··· Listed records ···
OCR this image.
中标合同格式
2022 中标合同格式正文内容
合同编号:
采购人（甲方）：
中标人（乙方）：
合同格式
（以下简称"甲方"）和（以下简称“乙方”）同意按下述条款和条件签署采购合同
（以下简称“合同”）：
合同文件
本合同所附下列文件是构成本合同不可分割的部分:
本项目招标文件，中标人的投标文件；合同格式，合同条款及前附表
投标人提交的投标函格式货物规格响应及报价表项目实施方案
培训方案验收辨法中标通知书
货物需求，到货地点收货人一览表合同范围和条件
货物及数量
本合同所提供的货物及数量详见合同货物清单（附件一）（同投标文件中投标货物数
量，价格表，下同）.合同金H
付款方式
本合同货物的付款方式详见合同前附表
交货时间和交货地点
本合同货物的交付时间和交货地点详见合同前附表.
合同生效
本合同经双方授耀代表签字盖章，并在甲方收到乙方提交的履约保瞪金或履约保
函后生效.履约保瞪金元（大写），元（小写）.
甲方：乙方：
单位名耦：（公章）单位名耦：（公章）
···
--- Work instructions ---
Retype each record exactly, leaving nothing out.

--- Exercise solution ---
OCR this image.
中标合同格式
2022 中标合同格式正文内容
合同编号:
采购人（甲方）：
中标人（乙方）：
合同格式
（以下简称"甲方"）和（以下简称“乙方”）同意按下述条款和条件签署采购合同
（以下简称“合同”）：
合同文件
本合同所附下列文件是构成本合同不可分割的部分:
本项目招标文件，中标人的投标文件；合同格式，合同条款及前附表
投标人提交的投标函格式货物规格响应及报价表项目实施方案
培训方案验收辨法中标通知书
货物需求，到货地点收货人一览表合同范围和条件
货物及数量
本合同所提供的货物及数量详见合同货物清单（附件一）（同投标文件中投标货物数
量，价格表，下同）.合同金H
付款方式
本合同货物的付款方式详见合同前附表
交货时间和交货地点
本合同货物的交付时间和交货地点详见合同前附表.
合同生效
本合同经双方授耀代表签字盖章，并在甲方收到乙方提交的履约保瞪金或履约保
函后生效.履约保瞪金元（大写），元（小写）.
甲方：乙方：
单位名耦：（公章）单位名耦：（公章）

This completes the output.